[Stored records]

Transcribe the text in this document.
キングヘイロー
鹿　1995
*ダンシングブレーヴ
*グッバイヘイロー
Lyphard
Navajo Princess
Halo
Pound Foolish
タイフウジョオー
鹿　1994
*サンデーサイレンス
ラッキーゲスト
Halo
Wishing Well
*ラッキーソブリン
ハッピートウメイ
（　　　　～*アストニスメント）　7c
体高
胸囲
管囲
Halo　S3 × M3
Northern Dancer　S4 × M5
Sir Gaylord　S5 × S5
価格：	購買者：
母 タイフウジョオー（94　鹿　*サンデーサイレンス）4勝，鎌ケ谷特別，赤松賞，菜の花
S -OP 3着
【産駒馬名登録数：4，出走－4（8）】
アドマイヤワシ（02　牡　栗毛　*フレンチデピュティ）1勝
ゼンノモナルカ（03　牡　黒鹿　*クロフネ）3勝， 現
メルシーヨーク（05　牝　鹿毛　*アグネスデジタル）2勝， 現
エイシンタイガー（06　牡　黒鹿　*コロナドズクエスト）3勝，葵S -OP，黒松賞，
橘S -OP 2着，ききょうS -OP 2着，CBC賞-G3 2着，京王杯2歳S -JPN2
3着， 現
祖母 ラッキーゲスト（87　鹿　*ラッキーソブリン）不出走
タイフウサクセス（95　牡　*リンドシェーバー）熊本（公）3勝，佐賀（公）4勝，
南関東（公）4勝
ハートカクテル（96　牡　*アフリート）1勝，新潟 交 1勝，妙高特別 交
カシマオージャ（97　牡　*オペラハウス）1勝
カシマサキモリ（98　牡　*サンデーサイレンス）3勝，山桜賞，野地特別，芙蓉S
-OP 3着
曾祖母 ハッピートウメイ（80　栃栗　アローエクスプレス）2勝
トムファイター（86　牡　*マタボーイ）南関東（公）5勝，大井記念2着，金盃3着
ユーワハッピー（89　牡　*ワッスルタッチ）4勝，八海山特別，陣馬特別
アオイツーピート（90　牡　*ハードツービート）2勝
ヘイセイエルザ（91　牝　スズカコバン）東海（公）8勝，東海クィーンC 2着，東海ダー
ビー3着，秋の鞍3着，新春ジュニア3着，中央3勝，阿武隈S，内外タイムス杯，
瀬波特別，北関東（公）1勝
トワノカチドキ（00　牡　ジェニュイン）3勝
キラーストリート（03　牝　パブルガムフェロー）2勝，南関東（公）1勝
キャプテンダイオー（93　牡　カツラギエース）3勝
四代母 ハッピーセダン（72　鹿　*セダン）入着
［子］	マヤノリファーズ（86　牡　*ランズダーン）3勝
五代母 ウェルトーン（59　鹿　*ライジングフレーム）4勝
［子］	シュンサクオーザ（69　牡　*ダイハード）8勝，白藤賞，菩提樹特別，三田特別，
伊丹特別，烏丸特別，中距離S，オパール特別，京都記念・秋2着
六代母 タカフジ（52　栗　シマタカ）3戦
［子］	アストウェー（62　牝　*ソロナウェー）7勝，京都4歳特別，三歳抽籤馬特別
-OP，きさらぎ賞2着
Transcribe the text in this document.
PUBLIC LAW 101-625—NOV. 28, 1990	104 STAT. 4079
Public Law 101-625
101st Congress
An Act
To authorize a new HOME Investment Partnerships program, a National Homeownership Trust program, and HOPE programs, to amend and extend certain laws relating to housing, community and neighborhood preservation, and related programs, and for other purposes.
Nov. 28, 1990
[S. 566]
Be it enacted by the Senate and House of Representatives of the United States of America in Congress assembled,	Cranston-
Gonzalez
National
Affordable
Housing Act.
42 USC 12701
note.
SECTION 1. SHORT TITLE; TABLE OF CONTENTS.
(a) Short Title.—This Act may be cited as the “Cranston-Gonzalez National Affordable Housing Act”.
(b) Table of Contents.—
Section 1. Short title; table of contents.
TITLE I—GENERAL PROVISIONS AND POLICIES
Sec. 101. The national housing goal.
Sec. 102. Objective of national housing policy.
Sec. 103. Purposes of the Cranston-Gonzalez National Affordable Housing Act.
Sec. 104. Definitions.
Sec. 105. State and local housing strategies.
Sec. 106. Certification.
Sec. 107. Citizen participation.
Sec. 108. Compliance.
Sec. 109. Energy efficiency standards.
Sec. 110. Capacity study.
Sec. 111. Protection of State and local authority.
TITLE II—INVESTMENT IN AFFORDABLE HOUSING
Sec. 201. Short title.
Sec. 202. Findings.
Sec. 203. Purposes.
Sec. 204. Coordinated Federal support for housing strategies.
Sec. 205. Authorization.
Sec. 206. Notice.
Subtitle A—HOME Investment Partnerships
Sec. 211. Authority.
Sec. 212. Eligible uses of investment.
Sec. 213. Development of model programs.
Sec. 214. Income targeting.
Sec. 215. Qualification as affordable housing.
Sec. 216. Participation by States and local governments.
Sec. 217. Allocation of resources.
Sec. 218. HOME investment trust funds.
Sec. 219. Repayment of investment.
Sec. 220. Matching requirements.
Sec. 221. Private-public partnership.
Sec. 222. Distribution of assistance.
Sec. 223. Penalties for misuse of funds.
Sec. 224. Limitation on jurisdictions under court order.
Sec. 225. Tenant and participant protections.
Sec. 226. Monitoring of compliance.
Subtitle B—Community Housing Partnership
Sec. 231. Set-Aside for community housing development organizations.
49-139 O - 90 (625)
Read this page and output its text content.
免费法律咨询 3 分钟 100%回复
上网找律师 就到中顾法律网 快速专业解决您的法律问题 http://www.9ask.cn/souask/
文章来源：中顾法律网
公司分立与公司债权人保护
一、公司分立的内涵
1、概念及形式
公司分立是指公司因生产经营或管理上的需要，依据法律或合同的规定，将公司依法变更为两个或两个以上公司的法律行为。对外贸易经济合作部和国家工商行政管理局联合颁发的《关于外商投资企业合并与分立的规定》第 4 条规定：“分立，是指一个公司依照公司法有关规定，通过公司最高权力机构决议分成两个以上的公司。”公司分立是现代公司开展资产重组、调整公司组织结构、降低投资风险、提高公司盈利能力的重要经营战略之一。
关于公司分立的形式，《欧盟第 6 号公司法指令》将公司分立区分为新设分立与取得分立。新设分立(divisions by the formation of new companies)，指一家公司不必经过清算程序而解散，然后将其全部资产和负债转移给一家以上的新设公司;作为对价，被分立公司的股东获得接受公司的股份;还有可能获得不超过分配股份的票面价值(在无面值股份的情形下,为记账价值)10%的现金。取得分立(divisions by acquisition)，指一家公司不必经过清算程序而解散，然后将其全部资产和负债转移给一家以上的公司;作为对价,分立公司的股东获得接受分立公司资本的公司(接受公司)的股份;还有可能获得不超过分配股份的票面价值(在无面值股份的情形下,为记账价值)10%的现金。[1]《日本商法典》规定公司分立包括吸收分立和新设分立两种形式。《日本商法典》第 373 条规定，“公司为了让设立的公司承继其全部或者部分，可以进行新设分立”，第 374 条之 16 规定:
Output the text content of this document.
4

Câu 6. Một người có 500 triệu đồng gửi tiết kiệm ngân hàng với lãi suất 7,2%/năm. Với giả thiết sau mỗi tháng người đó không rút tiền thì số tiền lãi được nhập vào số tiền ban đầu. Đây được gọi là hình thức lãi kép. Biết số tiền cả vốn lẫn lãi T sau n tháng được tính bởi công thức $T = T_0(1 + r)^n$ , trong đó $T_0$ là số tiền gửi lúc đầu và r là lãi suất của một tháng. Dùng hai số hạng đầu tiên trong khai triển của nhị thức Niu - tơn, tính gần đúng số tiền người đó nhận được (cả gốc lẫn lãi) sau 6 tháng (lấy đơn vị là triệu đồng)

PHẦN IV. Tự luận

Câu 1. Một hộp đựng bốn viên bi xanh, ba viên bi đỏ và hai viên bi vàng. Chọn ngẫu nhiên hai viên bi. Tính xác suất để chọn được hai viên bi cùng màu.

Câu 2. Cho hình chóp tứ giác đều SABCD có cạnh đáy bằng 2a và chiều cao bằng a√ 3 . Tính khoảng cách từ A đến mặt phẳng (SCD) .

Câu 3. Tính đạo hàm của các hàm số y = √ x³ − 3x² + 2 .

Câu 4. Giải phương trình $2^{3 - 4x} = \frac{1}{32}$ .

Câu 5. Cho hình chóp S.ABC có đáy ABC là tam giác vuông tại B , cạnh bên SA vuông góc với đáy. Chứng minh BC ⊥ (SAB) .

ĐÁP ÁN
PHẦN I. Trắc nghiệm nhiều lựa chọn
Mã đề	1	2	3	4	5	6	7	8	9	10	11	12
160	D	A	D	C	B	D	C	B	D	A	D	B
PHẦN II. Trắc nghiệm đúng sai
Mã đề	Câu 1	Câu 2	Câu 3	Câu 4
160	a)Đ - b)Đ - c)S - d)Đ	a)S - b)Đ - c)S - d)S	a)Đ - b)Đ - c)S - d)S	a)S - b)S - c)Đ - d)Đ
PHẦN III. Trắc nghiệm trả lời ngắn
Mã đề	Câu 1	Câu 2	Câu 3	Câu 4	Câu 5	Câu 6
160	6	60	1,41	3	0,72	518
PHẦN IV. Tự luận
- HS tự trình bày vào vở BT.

■ Written task:
Look above for every line with the word "Cranston" and copy it.

■ Answer:
Be it enacted by the Senate and House of Representatives of the United States of America in Congress assembled,	Cranston-
(a) Short Title.—This Act may be cited as the “Cranston-Gonzalez National Affordable Housing Act”.
Sec. 103. Purposes of the Cranston-Gonzalez National Affordable Housing Act.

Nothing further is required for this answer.